AIM -
Copy out the data below verbatim.

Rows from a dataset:
----------
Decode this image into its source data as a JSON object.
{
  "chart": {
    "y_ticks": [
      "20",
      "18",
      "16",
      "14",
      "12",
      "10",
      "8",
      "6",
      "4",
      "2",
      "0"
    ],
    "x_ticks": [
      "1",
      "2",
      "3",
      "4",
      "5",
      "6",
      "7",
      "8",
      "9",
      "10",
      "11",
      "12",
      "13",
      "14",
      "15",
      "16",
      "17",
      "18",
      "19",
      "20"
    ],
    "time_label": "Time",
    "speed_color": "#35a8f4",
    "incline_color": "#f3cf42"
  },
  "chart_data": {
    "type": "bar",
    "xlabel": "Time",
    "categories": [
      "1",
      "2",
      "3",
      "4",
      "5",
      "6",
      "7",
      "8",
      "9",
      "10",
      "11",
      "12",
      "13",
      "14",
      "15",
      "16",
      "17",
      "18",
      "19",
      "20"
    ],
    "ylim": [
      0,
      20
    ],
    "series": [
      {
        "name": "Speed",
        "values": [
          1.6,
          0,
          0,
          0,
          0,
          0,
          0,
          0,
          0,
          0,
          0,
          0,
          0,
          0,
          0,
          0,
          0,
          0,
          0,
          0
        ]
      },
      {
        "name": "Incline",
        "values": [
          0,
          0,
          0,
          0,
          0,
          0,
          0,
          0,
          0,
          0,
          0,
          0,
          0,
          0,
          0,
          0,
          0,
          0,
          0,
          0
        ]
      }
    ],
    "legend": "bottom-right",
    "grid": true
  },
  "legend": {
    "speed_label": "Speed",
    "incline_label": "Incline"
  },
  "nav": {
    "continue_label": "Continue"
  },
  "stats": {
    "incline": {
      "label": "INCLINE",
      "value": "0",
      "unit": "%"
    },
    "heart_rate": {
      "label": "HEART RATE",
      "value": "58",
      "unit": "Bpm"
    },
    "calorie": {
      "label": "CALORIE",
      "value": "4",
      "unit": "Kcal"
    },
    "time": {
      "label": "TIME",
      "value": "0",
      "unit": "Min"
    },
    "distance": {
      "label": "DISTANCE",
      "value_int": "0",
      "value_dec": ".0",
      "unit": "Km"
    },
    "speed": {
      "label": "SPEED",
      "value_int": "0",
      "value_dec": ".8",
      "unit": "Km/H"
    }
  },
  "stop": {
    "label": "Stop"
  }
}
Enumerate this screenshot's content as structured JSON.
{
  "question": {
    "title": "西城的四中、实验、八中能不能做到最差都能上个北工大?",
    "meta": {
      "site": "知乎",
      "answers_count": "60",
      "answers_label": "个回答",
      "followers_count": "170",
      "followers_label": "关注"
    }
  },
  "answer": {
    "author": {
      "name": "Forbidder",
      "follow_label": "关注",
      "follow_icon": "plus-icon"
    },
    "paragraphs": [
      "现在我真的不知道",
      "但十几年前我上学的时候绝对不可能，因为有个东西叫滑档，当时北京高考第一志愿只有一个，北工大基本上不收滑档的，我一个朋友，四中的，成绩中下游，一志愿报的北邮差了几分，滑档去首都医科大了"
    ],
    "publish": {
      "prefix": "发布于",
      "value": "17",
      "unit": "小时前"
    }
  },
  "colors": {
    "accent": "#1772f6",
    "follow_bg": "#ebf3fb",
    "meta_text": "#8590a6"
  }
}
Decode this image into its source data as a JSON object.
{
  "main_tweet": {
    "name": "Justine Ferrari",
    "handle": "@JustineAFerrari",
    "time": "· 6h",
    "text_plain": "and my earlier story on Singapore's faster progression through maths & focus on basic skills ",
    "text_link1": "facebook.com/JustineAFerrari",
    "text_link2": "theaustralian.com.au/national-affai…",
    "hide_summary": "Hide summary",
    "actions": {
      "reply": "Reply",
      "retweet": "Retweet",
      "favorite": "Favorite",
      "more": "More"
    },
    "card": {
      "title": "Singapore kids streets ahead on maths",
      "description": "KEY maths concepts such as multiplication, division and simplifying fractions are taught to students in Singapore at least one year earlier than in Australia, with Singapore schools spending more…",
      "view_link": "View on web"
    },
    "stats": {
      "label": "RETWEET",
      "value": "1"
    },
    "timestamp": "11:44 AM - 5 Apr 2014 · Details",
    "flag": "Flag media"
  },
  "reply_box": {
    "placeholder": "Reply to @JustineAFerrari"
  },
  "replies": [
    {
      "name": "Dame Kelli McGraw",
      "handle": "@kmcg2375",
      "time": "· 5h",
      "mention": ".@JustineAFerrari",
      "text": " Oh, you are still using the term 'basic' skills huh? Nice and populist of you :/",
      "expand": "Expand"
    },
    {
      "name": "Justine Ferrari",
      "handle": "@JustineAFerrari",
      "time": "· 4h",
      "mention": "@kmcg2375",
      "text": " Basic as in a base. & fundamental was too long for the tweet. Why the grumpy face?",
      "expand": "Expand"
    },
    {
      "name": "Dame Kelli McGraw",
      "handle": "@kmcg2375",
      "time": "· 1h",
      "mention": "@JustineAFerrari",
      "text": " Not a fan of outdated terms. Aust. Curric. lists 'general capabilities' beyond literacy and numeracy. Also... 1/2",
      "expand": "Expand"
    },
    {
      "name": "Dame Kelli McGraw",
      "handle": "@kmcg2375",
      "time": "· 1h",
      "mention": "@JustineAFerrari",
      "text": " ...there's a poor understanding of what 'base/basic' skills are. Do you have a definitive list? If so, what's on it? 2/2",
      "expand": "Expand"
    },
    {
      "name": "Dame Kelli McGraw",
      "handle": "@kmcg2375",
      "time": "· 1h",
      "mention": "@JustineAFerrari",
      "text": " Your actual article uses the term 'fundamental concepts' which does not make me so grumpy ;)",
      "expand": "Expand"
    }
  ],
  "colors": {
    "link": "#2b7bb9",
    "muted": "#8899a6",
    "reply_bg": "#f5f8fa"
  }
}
----------
RESPONSE BELOW -
Decode this image into its source data as a JSON object.
{
  "chart": {
    "y_ticks": [
      "20",
      "18",
      "16",
      "14",
      "12",
      "10",
      "8",
      "6",
      "4",
      "2",
      "0"
    ],
    "x_ticks": [
      "1",
      "2",
      "3",
      "4",
      "5",
      "6",
      "7",
      "8",
      "9",
      "10",
      "11",
      "12",
      "13",
      "14",
      "15",
      "16",
      "17",
      "18",
      "19",
      "20"
    ],
    "time_label": "Time",
    "speed_color": "#35a8f4",
    "incline_color": "#f3cf42"
  },
  "chart_data": {
    "type": "bar",
    "xlabel": "Time",
    "categories": [
      "1",
      "2",
      "3",
      "4",
      "5",
      "6",
      "7",
      "8",
      "9",
      "10",
      "11",
      "12",
      "13",
      "14",
      "15",
      "16",
      "17",
      "18",
      "19",
      "20"
    ],
    "ylim": [
      0,
      20
    ],
    "series": [
      {
        "name": "Speed",
        "values": [
          1.6,
          0,
          0,
          0,
          0,
          0,
          0,
          0,
          0,
          0,
          0,
          0,
          0,
          0,
          0,
          0,
          0,
          0,
          0,
          0
        ]
      },
      {
        "name": "Incline",
        "values": [
          0,
          0,
          0,
          0,
          0,
          0,
          0,
          0,
          0,
          0,
          0,
          0,
          0,
          0,
          0,
          0,
          0,
          0,
          0,
          0
        ]
      }
    ],
    "legend": "bottom-right",
    "grid": true
  },
  "legend": {
    "speed_label": "Speed",
    "incline_label": "Incline"
  },
  "nav": {
    "continue_label": "Continue"
  },
  "stats": {
    "incline": {
      "label": "INCLINE",
      "value": "0",
      "unit": "%"
    },
    "heart_rate": {
      "label": "HEART RATE",
      "value": "58",
      "unit": "Bpm"
    },
    "calorie": {
      "label": "CALORIE",
      "value": "4",
      "unit": "Kcal"
    },
    "time": {
      "label": "TIME",
      "value": "0",
      "unit": "Min"
    },
    "distance": {
      "label": "DISTANCE",
      "value_int": "0",
      "value_dec": ".0",
      "unit": "Km"
    },
    "speed": {
      "label": "SPEED",
      "value_int": "0",
      "value_dec": ".8",
      "unit": "Km/H"
    }
  },
  "stop": {
    "label": "Stop"
  }
}
Enumerate this screenshot's content as structured JSON.
{
  "question": {
    "title": "西城的四中、实验、八中能不能做到最差都能上个北工大?",
    "meta": {
      "site": "知乎",
      "answers_count": "60",
      "answers_label": "个回答",
      "followers_count": "170",
      "followers_label": "关注"
    }
  },
  "answer": {
    "author": {
      "name": "Forbidder",
      "follow_label": "关注",
      "follow_icon": "plus-icon"
    },
    "paragraphs": [
      "现在我真的不知道",
      "但十几年前我上学的时候绝对不可能，因为有个东西叫滑档，当时北京高考第一志愿只有一个，北工大基本上不收滑档的，我一个朋友，四中的，成绩中下游，一志愿报的北邮差了几分，滑档去首都医科大了"
    ],
    "publish": {
      "prefix": "发布于",
      "value": "17",
      "unit": "小时前"
    }
  },
  "colors": {
    "accent": "#1772f6",
    "follow_bg": "#ebf3fb",
    "meta_text": "#8590a6"
  }
}
Decode this image into its source data as a JSON object.
{
  "main_tweet": {
    "name": "Justine Ferrari",
    "handle": "@JustineAFerrari",
    "time": "· 6h",
    "text_plain": "and my earlier story on Singapore's faster progression through maths & focus on basic skills ",
    "text_link1": "facebook.com/JustineAFerrari",
    "text_link2": "theaustralian.com.au/national-affai…",
    "hide_summary": "Hide summary",
    "actions": {
      "reply": "Reply",
      "retweet": "Retweet",
      "favorite": "Favorite",
      "more": "More"
    },
    "card": {
      "title": "Singapore kids streets ahead on maths",
      "description": "KEY maths concepts such as multiplication, division and simplifying fractions are taught to students in Singapore at least one year earlier than in Australia, with Singapore schools spending more…",
      "view_link": "View on web"
    },
    "stats": {
      "label": "RETWEET",
      "value": "1"
    },
    "timestamp": "11:44 AM - 5 Apr 2014 · Details",
    "flag": "Flag media"
  },
  "reply_box": {
    "placeholder": "Reply to @JustineAFerrari"
  },
  "replies": [
    {
      "name": "Dame Kelli McGraw",
      "handle": "@kmcg2375",
      "time": "· 5h",
      "mention": ".@JustineAFerrari",
      "text": " Oh, you are still using the term 'basic' skills huh? Nice and populist of you :/",
      "expand": "Expand"
    },
    {
      "name": "Justine Ferrari",
      "handle": "@JustineAFerrari",
      "time": "· 4h",
      "mention": "@kmcg2375",
      "text": " Basic as in a base. & fundamental was too long for the tweet. Why the grumpy face?",
      "expand": "Expand"
    },
    {
      "name": "Dame Kelli McGraw",
      "handle": "@kmcg2375",
      "time": "· 1h",
      "mention": "@JustineAFerrari",
      "text": " Not a fan of outdated terms. Aust. Curric. lists 'general capabilities' beyond literacy and numeracy. Also... 1/2",
      "expand": "Expand"
    },
    {
      "name": "Dame Kelli McGraw",
      "handle": "@kmcg2375",
      "time": "· 1h",
      "mention": "@JustineAFerrari",
      "text": " ...there's a poor understanding of what 'base/basic' skills are. Do you have a definitive list? If so, what's on it? 2/2",
      "expand": "Expand"
    },
    {
      "name": "Dame Kelli McGraw",
      "handle": "@kmcg2375",
      "time": "· 1h",
      "mention": "@JustineAFerrari",
      "text": " Your actual article uses the term 'fundamental concepts' which does not make me so grumpy ;)",
      "expand": "Expand"
    }
  ],
  "colors": {
    "link": "#2b7bb9",
    "muted": "#8899a6",
    "reply_bg": "#f5f8fa"
  }
}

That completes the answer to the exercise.